**** EXERCISE INPUTS

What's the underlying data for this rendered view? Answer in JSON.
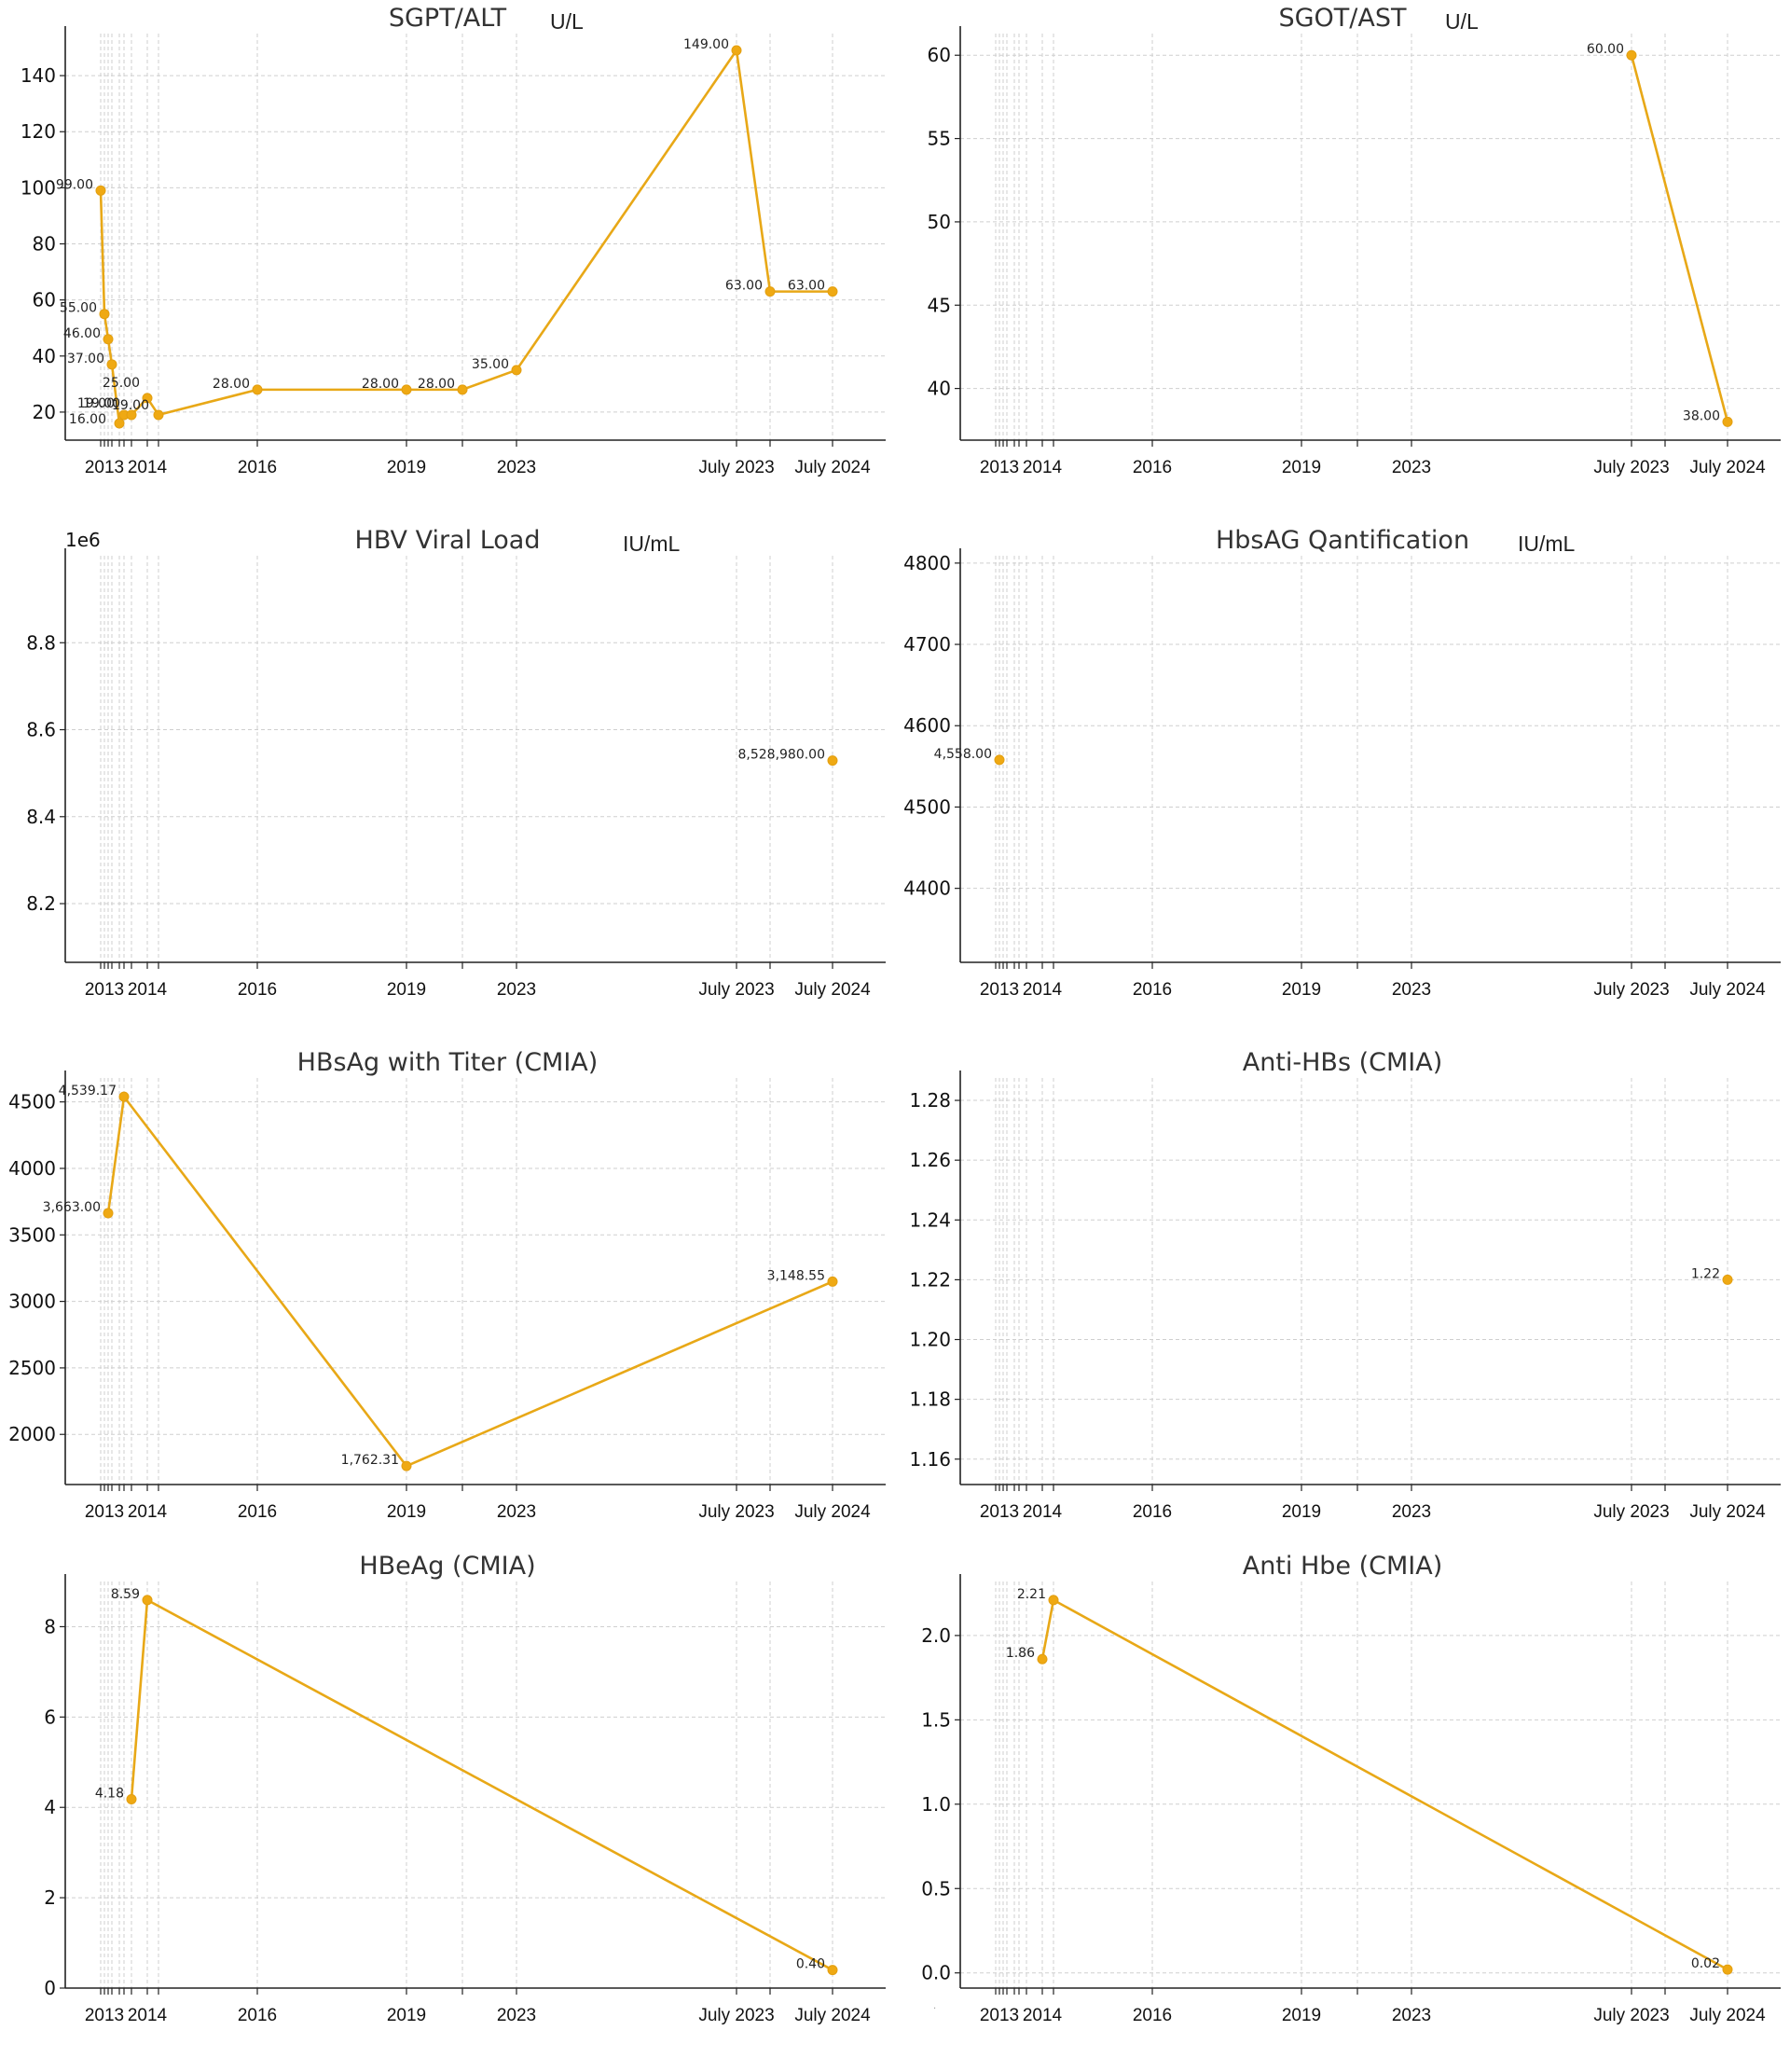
{
  "accent_color": "#efa913",
  "x_dates": [
    "2013-01-01",
    "2013-03-01",
    "2013-05-01",
    "2013-07-01",
    "2013-11-01",
    "2014-01-01",
    "2014-05-01",
    "2014-09-01",
    "2014-12-01",
    "2016-01-01",
    "2019-01-01",
    "2021-01-01",
    "2023-01-01",
    "2023-07-01",
    "2024-01-01",
    "2024-07-01"
  ],
  "x_tick_labels": [
    {
      "label": "2013",
      "date": "2013-03-01"
    },
    {
      "label": "2014",
      "date": "2014-09-01"
    },
    {
      "label": "2016",
      "date": "2016-01-01"
    },
    {
      "label": "2019",
      "date": "2019-01-01"
    },
    {
      "label": "2023",
      "date": "2023-01-01"
    },
    {
      "label": "July 2023",
      "date": "2023-07-01"
    },
    {
      "label": "July 2024",
      "date": "2024-07-01"
    }
  ],
  "chart_data": [
    {
      "id": "sgpt",
      "type": "line",
      "title": "SGPT/ALT",
      "unit": "U/L",
      "xlabel": "",
      "ylabel": "",
      "ylim": [
        10,
        155
      ],
      "yticks": [
        20,
        40,
        60,
        80,
        100,
        120,
        140
      ],
      "grid": true,
      "ytick_format": "int",
      "y_offset_label": "",
      "series": [
        {
          "name": "",
          "points": [
            {
              "x": "2013-01-01",
              "y": 99,
              "label": "99.00"
            },
            {
              "x": "2013-03-01",
              "y": 55,
              "label": "55.00"
            },
            {
              "x": "2013-05-01",
              "y": 46,
              "label": "46.00"
            },
            {
              "x": "2013-07-01",
              "y": 37,
              "label": "37.00"
            },
            {
              "x": "2013-11-01",
              "y": 16,
              "label": "16.00"
            },
            {
              "x": "2014-01-01",
              "y": 19,
              "label": "19.00"
            },
            {
              "x": "2014-05-01",
              "y": 19,
              "label": "19.00"
            },
            {
              "x": "2014-09-01",
              "y": 25,
              "label": "25.00"
            },
            {
              "x": "2014-12-01",
              "y": 19,
              "label": "19.00"
            },
            {
              "x": "2016-01-01",
              "y": 28,
              "label": "28.00"
            },
            {
              "x": "2019-01-01",
              "y": 28,
              "label": "28.00"
            },
            {
              "x": "2021-01-01",
              "y": 28,
              "label": "28.00"
            },
            {
              "x": "2023-01-01",
              "y": 35,
              "label": "35.00"
            },
            {
              "x": "2023-07-01",
              "y": 149,
              "label": "149.00"
            },
            {
              "x": "2024-01-01",
              "y": 63,
              "label": "63.00"
            },
            {
              "x": "2024-07-01",
              "y": 63,
              "label": "63.00"
            }
          ]
        }
      ]
    },
    {
      "id": "sgot",
      "type": "line",
      "title": "SGOT/AST",
      "unit": "U/L",
      "xlabel": "",
      "ylabel": "",
      "ylim": [
        36.9,
        61.3
      ],
      "yticks": [
        40,
        45,
        50,
        55,
        60
      ],
      "grid": true,
      "ytick_format": "int",
      "y_offset_label": "",
      "series": [
        {
          "name": "",
          "points": [
            {
              "x": "2023-07-01",
              "y": 60,
              "label": "60.00"
            },
            {
              "x": "2024-07-01",
              "y": 38,
              "label": "38.00"
            }
          ]
        }
      ]
    },
    {
      "id": "hbv",
      "type": "line",
      "title": "HBV Viral Load",
      "unit": "IU/mL",
      "xlabel": "",
      "ylabel": "",
      "ylim": [
        8065000,
        9000000
      ],
      "yticks": [
        8200000,
        8400000,
        8600000,
        8800000
      ],
      "grid": true,
      "ytick_format": "1e6",
      "y_offset_label": "1e6",
      "series": [
        {
          "name": "",
          "points": [
            {
              "x": "2024-07-01",
              "y": 8528980,
              "label": "8,528,980.00"
            }
          ]
        }
      ]
    },
    {
      "id": "hbsag_q",
      "type": "line",
      "title": "HbsAG Qantification",
      "unit": "IU/mL",
      "xlabel": "",
      "ylabel": "",
      "ylim": [
        4309,
        4809
      ],
      "yticks": [
        4400,
        4500,
        4600,
        4700,
        4800
      ],
      "grid": true,
      "ytick_format": "int",
      "y_offset_label": "",
      "series": [
        {
          "name": "",
          "points": [
            {
              "x": "2013-03-01",
              "y": 4558,
              "label": "4,558.00"
            }
          ]
        }
      ]
    },
    {
      "id": "hbsag_titer",
      "type": "line",
      "title": "HBsAg with Titer (CMIA)",
      "unit": "",
      "xlabel": "",
      "ylabel": "",
      "ylim": [
        1623,
        4680
      ],
      "yticks": [
        2000,
        2500,
        3000,
        3500,
        4000,
        4500
      ],
      "grid": true,
      "ytick_format": "int",
      "y_offset_label": "",
      "series": [
        {
          "name": "",
          "points": [
            {
              "x": "2013-05-01",
              "y": 3663,
              "label": "3,663.00"
            },
            {
              "x": "2014-01-01",
              "y": 4539.17,
              "label": "4,539.17"
            },
            {
              "x": "2019-01-01",
              "y": 1762.31,
              "label": "1,762.31"
            },
            {
              "x": "2024-07-01",
              "y": 3148.55,
              "label": "3,148.55"
            }
          ]
        }
      ]
    },
    {
      "id": "antihbs",
      "type": "line",
      "title": "Anti-HBs (CMIA)",
      "unit": "",
      "xlabel": "",
      "ylabel": "",
      "ylim": [
        1.1515,
        1.2875
      ],
      "yticks": [
        1.16,
        1.18,
        1.2,
        1.22,
        1.24,
        1.26,
        1.28
      ],
      "grid": true,
      "ytick_format": "fixed2",
      "y_offset_label": "",
      "series": [
        {
          "name": "",
          "points": [
            {
              "x": "2024-07-01",
              "y": 1.22,
              "label": "1.22"
            }
          ]
        }
      ]
    },
    {
      "id": "hbeag",
      "type": "line",
      "title": "HBeAg (CMIA)",
      "unit": "",
      "xlabel": "",
      "ylabel": "",
      "ylim": [
        0,
        9.0
      ],
      "yticks": [
        0,
        2,
        4,
        6,
        8
      ],
      "grid": true,
      "ytick_format": "int",
      "y_offset_label": "",
      "series": [
        {
          "name": "",
          "points": [
            {
              "x": "2014-05-01",
              "y": 4.18,
              "label": "4.18"
            },
            {
              "x": "2014-09-01",
              "y": 8.59,
              "label": "8.59"
            },
            {
              "x": "2024-07-01",
              "y": 0.4,
              "label": "0.40"
            }
          ]
        }
      ]
    },
    {
      "id": "antihbe",
      "type": "line",
      "title": "Anti Hbe (CMIA)",
      "unit": "",
      "xlabel": "",
      "ylabel": "",
      "ylim": [
        -0.09,
        2.32
      ],
      "yticks": [
        0.0,
        0.5,
        1.0,
        1.5,
        2.0
      ],
      "grid": true,
      "ytick_format": "fixed1",
      "y_offset_label": "",
      "series": [
        {
          "name": "",
          "points": [
            {
              "x": "2014-09-01",
              "y": 1.86,
              "label": "1.86"
            },
            {
              "x": "2014-12-01",
              "y": 2.21,
              "label": "2.21"
            },
            {
              "x": "2024-07-01",
              "y": 0.02,
              "label": "0.02"
            }
          ]
        }
      ]
    }
  ]
}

********

**WHAT YOU ARE ASKED TO DO**
Quote the preceding records in their entirety, excluding every picture.

**ANSWER SPACE**
What's the underlying data for this rendered view? Answer in JSON.
{
  "accent_color": "#efa913",
  "x_dates": [
    "2013-01-01",
    "2013-03-01",
    "2013-05-01",
    "2013-07-01",
    "2013-11-01",
    "2014-01-01",
    "2014-05-01",
    "2014-09-01",
    "2014-12-01",
    "2016-01-01",
    "2019-01-01",
    "2021-01-01",
    "2023-01-01",
    "2023-07-01",
    "2024-01-01",
    "2024-07-01"
  ],
  "x_tick_labels": [
    {
      "label": "2013",
      "date": "2013-03-01"
    },
    {
      "label": "2014",
      "date": "2014-09-01"
    },
    {
      "label": "2016",
      "date": "2016-01-01"
    },
    {
      "label": "2019",
      "date": "2019-01-01"
    },
    {
      "label": "2023",
      "date": "2023-01-01"
    },
    {
      "label": "July 2023",
      "date": "2023-07-01"
    },
    {
      "label": "July 2024",
      "date": "2024-07-01"
    }
  ],
  "chart_data": [
    {
      "id": "sgpt",
      "type": "line",
      "title": "SGPT/ALT",
      "unit": "U/L",
      "xlabel": "",
      "ylabel": "",
      "ylim": [
        10,
        155
      ],
      "yticks": [
        20,
        40,
        60,
        80,
        100,
        120,
        140
      ],
      "grid": true,
      "ytick_format": "int",
      "y_offset_label": "",
      "series": [
        {
          "name": "",
          "points": [
            {
              "x": "2013-01-01",
              "y": 99,
              "label": "99.00"
            },
            {
              "x": "2013-03-01",
              "y": 55,
              "label": "55.00"
            },
            {
              "x": "2013-05-01",
              "y": 46,
              "label": "46.00"
            },
            {
              "x": "2013-07-01",
              "y": 37,
              "label": "37.00"
            },
            {
              "x": "2013-11-01",
              "y": 16,
              "label": "16.00"
            },
            {
              "x": "2014-01-01",
              "y": 19,
              "label": "19.00"
            },
            {
              "x": "2014-05-01",
              "y": 19,
              "label": "19.00"
            },
            {
              "x": "2014-09-01",
              "y": 25,
              "label": "25.00"
            },
            {
              "x": "2014-12-01",
              "y": 19,
              "label": "19.00"
            },
            {
              "x": "2016-01-01",
              "y": 28,
              "label": "28.00"
            },
            {
              "x": "2019-01-01",
              "y": 28,
              "label": "28.00"
            },
            {
              "x": "2021-01-01",
              "y": 28,
              "label": "28.00"
            },
            {
              "x": "2023-01-01",
              "y": 35,
              "label": "35.00"
            },
            {
              "x": "2023-07-01",
              "y": 149,
              "label": "149.00"
            },
            {
              "x": "2024-01-01",
              "y": 63,
              "label": "63.00"
            },
            {
              "x": "2024-07-01",
              "y": 63,
              "label": "63.00"
            }
          ]
        }
      ]
    },
    {
      "id": "sgot",
      "type": "line",
      "title": "SGOT/AST",
      "unit": "U/L",
      "xlabel": "",
      "ylabel": "",
      "ylim": [
        36.9,
        61.3
      ],
      "yticks": [
        40,
        45,
        50,
        55,
        60
      ],
      "grid": true,
      "ytick_format": "int",
      "y_offset_label": "",
      "series": [
        {
          "name": "",
          "points": [
            {
              "x": "2023-07-01",
              "y": 60,
              "label": "60.00"
            },
            {
              "x": "2024-07-01",
              "y": 38,
              "label": "38.00"
            }
          ]
        }
      ]
    },
    {
      "id": "hbv",
      "type": "line",
      "title": "HBV Viral Load",
      "unit": "IU/mL",
      "xlabel": "",
      "ylabel": "",
      "ylim": [
        8065000,
        9000000
      ],
      "yticks": [
        8200000,
        8400000,
        8600000,
        8800000
      ],
      "grid": true,
      "ytick_format": "1e6",
      "y_offset_label": "1e6",
      "series": [
        {
          "name": "",
          "points": [
            {
              "x": "2024-07-01",
              "y": 8528980,
              "label": "8,528,980.00"
            }
          ]
        }
      ]
    },
    {
      "id": "hbsag_q",
      "type": "line",
      "title": "HbsAG Qantification",
      "unit": "IU/mL",
      "xlabel": "",
      "ylabel": "",
      "ylim": [
        4309,
        4809
      ],
      "yticks": [
        4400,
        4500,
        4600,
        4700,
        4800
      ],
      "grid": true,
      "ytick_format": "int",
      "y_offset_label": "",
      "series": [
        {
          "name": "",
          "points": [
            {
              "x": "2013-03-01",
              "y": 4558,
              "label": "4,558.00"
            }
          ]
        }
      ]
    },
    {
      "id": "hbsag_titer",
      "type": "line",
      "title": "HBsAg with Titer (CMIA)",
      "unit": "",
      "xlabel": "",
      "ylabel": "",
      "ylim": [
        1623,
        4680
      ],
      "yticks": [
        2000,
        2500,
        3000,
        3500,
        4000,
        4500
      ],
      "grid": true,
      "ytick_format": "int",
      "y_offset_label": "",
      "series": [
        {
          "name": "",
          "points": [
            {
              "x": "2013-05-01",
              "y": 3663,
              "label": "3,663.00"
            },
            {
              "x": "2014-01-01",
              "y": 4539.17,
              "label": "4,539.17"
            },
            {
              "x": "2019-01-01",
              "y": 1762.31,
              "label": "1,762.31"
            },
            {
              "x": "2024-07-01",
              "y": 3148.55,
              "label": "3,148.55"
            }
          ]
        }
      ]
    },
    {
      "id": "antihbs",
      "type": "line",
      "title": "Anti-HBs (CMIA)",
      "unit": "",
      "xlabel": "",
      "ylabel": "",
      "ylim": [
        1.1515,
        1.2875
      ],
      "yticks": [
        1.16,
        1.18,
        1.2,
        1.22,
        1.24,
        1.26,
        1.28
      ],
      "grid": true,
      "ytick_format": "fixed2",
      "y_offset_label": "",
      "series": [
        {
          "name": "",
          "points": [
            {
              "x": "2024-07-01",
              "y": 1.22,
              "label": "1.22"
            }
          ]
        }
      ]
    },
    {
      "id": "hbeag",
      "type": "line",
      "title": "HBeAg (CMIA)",
      "unit": "",
      "xlabel": "",
      "ylabel": "",
      "ylim": [
        0,
        9.0
      ],
      "yticks": [
        0,
        2,
        4,
        6,
        8
      ],
      "grid": true,
      "ytick_format": "int",
      "y_offset_label": "",
      "series": [
        {
          "name": "",
          "points": [
            {
              "x": "2014-05-01",
              "y": 4.18,
              "label": "4.18"
            },
            {
              "x": "2014-09-01",
              "y": 8.59,
              "label": "8.59"
            },
            {
              "x": "2024-07-01",
              "y": 0.4,
              "label": "0.40"
            }
          ]
        }
      ]
    },
    {
      "id": "antihbe",
      "type": "line",
      "title": "Anti Hbe (CMIA)",
      "unit": "",
      "xlabel": "",
      "ylabel": "",
      "ylim": [
        -0.09,
        2.32
      ],
      "yticks": [
        0.0,
        0.5,
        1.0,
        1.5,
        2.0
      ],
      "grid": true,
      "ytick_format": "fixed1",
      "y_offset_label": "",
      "series": [
        {
          "name": "",
          "points": [
            {
              "x": "2014-09-01",
              "y": 1.86,
              "label": "1.86"
            },
            {
              "x": "2014-12-01",
              "y": 2.21,
              "label": "2.21"
            },
            {
              "x": "2024-07-01",
              "y": 0.02,
              "label": "0.02"
            }
          ]
        }
      ]
    }
  ]
}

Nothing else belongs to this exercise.